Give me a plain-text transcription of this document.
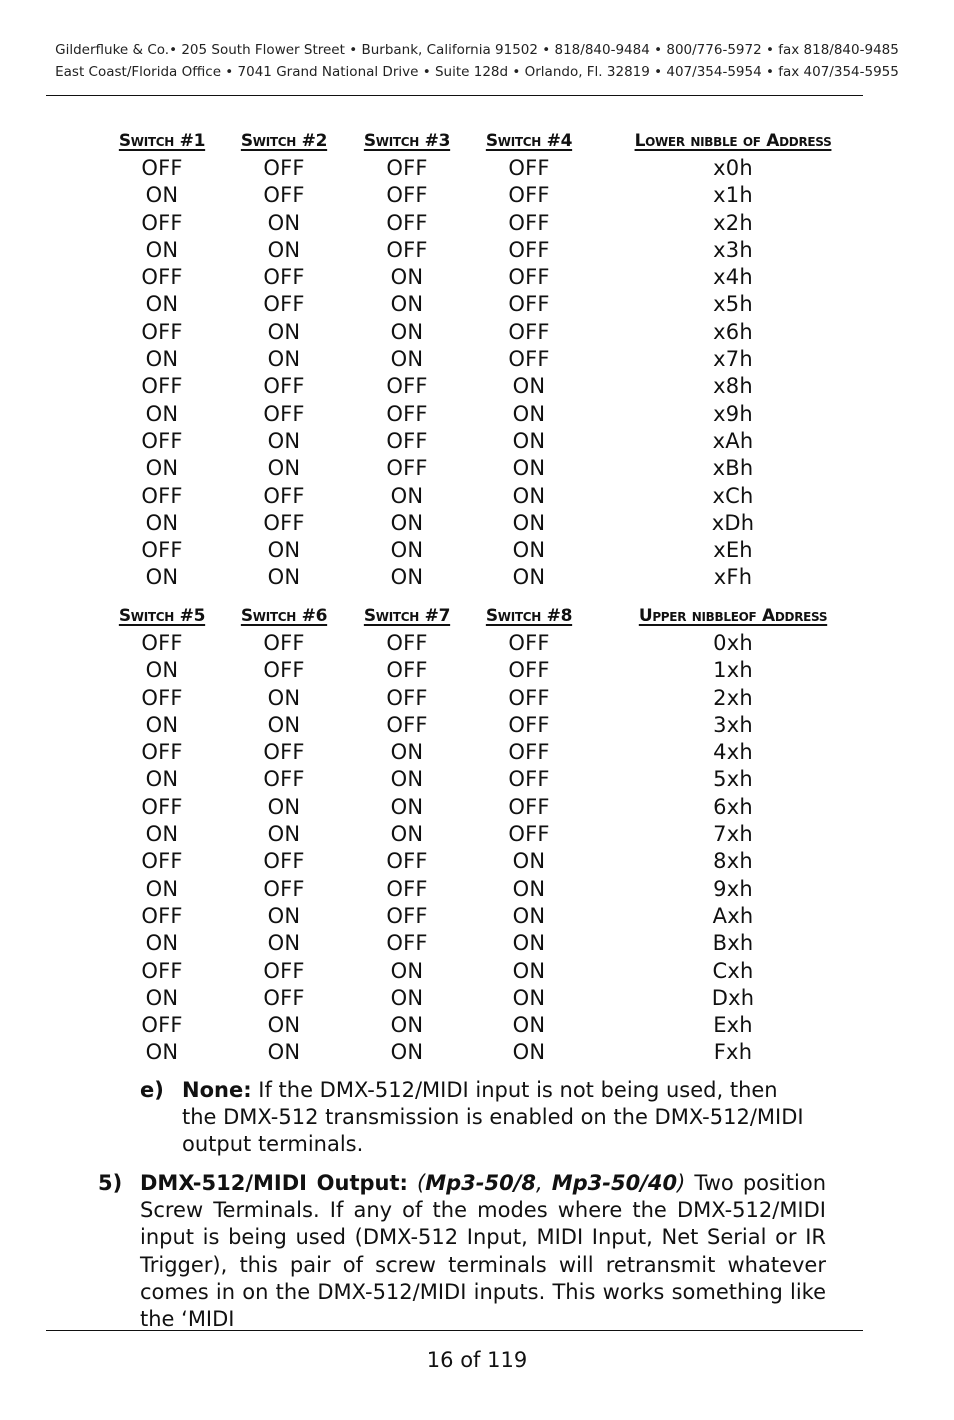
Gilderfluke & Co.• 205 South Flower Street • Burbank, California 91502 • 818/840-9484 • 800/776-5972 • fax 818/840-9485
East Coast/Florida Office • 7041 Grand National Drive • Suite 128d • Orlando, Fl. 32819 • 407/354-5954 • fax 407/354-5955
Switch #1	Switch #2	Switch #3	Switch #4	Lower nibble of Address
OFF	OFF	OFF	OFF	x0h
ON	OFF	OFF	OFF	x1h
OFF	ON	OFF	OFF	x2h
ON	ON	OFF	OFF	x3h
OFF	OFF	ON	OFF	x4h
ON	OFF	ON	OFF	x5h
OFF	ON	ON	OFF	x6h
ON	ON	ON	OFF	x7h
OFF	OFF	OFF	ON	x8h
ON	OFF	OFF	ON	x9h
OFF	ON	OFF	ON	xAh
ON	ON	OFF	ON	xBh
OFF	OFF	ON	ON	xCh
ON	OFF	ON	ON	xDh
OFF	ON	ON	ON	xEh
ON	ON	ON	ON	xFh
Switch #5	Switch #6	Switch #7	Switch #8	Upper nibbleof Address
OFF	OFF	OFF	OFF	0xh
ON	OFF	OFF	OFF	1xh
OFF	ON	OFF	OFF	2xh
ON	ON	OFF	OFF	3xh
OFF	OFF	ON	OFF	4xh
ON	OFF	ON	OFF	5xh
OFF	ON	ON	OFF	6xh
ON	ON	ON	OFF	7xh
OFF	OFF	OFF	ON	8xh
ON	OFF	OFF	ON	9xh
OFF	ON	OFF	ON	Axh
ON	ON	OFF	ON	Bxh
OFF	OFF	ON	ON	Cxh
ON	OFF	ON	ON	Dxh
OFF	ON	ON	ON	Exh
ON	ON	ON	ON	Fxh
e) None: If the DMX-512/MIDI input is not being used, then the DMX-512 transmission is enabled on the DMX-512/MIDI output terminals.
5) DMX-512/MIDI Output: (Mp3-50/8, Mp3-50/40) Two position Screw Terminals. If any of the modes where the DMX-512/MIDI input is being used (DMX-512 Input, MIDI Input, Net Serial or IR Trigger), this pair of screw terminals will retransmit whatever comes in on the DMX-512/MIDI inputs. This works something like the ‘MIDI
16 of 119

^^^^^^^^

Copy every line from the records above that contains the word "this".

▸ **RESULT OF THE TASK**:
Give me a plain-text transcription of this document.
5) DMX-512/MIDI Output: (Mp3-50/8, Mp3-50/40) Two position Screw Terminals. If any of the modes where the DMX-512/MIDI input is being used (DMX-512 Input, MIDI Input, Net Serial or IR Trigger), this pair of screw terminals will retransmit whatever comes in on the DMX-512/MIDI inputs. This works something like the ‘MIDI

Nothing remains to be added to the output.